Directions for this task: Every line that holds "shareholders" should be shown.

Some records

* * *

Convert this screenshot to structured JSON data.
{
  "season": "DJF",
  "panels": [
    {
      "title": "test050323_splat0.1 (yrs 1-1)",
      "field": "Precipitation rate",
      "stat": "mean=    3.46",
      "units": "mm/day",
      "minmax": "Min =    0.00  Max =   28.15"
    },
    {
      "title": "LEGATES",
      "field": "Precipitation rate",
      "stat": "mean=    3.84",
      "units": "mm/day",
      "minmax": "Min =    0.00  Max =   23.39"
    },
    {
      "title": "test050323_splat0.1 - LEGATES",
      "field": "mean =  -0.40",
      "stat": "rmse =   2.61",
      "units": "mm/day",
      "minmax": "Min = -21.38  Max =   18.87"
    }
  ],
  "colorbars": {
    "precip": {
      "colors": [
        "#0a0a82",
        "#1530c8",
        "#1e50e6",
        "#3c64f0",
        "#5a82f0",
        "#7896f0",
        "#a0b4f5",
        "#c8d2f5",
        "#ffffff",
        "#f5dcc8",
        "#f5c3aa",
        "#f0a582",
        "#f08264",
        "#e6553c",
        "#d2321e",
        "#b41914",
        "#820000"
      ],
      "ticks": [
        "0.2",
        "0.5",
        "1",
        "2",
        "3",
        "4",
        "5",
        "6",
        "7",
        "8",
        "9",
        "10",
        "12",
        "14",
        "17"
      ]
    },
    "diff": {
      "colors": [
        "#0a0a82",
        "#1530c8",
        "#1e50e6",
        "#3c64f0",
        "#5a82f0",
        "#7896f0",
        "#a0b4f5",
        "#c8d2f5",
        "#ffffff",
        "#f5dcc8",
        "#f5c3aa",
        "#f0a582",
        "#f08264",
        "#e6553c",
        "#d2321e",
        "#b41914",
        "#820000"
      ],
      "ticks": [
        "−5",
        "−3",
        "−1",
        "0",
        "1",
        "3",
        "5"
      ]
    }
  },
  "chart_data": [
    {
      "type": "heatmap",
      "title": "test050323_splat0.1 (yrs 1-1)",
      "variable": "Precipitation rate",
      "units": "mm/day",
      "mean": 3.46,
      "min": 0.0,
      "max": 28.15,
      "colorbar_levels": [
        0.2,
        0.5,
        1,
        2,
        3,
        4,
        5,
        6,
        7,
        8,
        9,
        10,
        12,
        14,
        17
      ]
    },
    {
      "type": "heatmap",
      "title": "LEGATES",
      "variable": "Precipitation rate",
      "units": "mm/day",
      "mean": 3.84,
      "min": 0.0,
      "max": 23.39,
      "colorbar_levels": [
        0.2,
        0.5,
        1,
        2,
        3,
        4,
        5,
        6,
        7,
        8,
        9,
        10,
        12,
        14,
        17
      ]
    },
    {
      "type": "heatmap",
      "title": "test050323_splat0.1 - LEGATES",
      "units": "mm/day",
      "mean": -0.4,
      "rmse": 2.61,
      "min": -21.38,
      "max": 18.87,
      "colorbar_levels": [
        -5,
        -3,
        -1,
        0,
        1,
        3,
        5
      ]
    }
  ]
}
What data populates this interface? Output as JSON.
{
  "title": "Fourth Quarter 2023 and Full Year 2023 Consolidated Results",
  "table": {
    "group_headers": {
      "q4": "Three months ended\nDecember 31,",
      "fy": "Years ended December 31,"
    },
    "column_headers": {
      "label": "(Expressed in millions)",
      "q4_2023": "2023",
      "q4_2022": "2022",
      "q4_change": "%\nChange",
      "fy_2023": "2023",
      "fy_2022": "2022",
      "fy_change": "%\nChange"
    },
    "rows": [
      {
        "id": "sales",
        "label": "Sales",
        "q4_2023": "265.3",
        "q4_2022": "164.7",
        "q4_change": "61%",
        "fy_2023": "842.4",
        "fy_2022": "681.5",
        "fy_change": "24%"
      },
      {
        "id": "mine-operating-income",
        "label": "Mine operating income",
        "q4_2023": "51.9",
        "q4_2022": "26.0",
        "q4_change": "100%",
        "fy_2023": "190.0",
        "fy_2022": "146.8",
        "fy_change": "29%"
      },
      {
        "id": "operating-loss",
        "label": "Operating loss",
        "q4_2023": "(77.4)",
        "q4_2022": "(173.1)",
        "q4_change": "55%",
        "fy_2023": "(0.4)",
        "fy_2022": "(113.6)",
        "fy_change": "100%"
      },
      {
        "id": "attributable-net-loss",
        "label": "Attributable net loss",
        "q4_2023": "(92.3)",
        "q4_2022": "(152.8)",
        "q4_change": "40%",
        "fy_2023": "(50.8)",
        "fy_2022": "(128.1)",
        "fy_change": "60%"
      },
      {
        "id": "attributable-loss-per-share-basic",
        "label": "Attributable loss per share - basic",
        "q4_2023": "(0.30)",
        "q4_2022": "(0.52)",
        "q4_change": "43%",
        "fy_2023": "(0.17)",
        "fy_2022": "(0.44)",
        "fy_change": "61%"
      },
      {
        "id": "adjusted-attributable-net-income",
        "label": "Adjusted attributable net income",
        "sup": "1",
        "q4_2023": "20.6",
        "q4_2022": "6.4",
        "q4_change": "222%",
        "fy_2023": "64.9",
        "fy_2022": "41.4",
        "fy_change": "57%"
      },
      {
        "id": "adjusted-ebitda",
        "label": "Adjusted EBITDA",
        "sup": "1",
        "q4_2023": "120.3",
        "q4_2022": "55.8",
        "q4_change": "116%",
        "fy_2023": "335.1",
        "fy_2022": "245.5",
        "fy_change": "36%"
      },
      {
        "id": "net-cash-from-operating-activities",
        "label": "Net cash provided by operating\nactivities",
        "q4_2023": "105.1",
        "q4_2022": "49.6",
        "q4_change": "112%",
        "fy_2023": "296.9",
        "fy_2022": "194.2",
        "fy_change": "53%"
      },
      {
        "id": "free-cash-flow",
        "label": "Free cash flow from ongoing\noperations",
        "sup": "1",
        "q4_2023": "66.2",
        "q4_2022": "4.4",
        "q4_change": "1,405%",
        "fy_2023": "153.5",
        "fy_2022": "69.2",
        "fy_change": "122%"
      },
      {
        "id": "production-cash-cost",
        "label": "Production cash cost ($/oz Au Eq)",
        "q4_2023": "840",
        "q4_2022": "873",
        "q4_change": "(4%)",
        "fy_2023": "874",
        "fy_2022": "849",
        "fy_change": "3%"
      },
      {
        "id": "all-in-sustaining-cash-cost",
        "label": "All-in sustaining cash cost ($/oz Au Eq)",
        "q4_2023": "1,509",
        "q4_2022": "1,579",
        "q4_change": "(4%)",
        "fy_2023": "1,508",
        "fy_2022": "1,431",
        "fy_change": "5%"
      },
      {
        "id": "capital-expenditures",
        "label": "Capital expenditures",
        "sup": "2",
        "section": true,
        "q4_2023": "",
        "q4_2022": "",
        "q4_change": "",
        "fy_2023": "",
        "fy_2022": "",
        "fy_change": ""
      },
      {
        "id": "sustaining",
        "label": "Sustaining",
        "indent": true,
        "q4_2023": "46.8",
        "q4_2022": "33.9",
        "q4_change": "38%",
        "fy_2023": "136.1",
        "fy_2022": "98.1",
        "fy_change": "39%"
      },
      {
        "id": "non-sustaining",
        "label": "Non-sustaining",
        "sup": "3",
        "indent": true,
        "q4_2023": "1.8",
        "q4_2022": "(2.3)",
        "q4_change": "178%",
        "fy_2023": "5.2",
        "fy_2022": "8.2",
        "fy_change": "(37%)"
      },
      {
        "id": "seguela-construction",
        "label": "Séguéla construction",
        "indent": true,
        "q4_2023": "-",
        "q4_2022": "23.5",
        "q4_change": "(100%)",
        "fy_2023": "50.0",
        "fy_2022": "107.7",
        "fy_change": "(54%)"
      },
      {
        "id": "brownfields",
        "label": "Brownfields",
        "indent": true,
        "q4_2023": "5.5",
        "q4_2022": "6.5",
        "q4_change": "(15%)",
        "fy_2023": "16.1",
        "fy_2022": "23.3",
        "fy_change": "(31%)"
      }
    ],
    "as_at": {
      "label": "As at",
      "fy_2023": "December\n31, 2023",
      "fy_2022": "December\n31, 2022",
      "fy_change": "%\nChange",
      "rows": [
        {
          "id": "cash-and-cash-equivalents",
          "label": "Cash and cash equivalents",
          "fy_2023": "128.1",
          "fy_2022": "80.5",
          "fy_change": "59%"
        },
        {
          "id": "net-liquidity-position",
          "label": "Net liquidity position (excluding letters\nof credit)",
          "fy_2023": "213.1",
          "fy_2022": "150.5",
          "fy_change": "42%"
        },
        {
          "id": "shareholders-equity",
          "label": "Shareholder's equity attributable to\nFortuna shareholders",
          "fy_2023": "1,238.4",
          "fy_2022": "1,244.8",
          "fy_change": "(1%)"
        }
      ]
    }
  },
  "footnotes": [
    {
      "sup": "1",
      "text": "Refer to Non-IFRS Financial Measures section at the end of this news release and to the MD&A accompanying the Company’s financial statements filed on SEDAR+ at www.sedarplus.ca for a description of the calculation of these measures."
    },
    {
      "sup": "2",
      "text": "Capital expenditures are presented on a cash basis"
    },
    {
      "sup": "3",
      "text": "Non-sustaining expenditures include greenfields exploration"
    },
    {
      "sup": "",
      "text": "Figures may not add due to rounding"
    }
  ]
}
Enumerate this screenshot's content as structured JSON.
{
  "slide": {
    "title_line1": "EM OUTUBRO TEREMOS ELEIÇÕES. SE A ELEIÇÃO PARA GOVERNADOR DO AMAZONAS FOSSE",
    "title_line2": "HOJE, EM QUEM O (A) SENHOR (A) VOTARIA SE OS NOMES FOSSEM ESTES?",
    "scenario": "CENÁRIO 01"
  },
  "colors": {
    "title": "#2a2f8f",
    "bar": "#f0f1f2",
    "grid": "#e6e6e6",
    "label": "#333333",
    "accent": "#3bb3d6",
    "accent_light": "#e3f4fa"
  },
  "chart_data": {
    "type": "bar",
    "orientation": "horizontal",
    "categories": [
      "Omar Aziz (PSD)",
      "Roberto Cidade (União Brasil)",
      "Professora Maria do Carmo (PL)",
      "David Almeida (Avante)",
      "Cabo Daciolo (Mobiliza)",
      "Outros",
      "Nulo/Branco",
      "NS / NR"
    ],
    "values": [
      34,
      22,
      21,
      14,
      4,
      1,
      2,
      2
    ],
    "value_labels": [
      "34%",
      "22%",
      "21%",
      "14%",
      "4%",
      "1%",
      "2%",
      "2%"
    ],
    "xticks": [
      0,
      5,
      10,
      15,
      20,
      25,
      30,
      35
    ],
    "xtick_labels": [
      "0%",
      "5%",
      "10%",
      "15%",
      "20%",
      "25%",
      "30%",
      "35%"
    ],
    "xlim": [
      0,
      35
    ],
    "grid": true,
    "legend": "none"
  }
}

* * *

Full output:
          "id": "shareholders-equity",
          "label": "Shareholder's equity attributable to\nFortuna shareholders",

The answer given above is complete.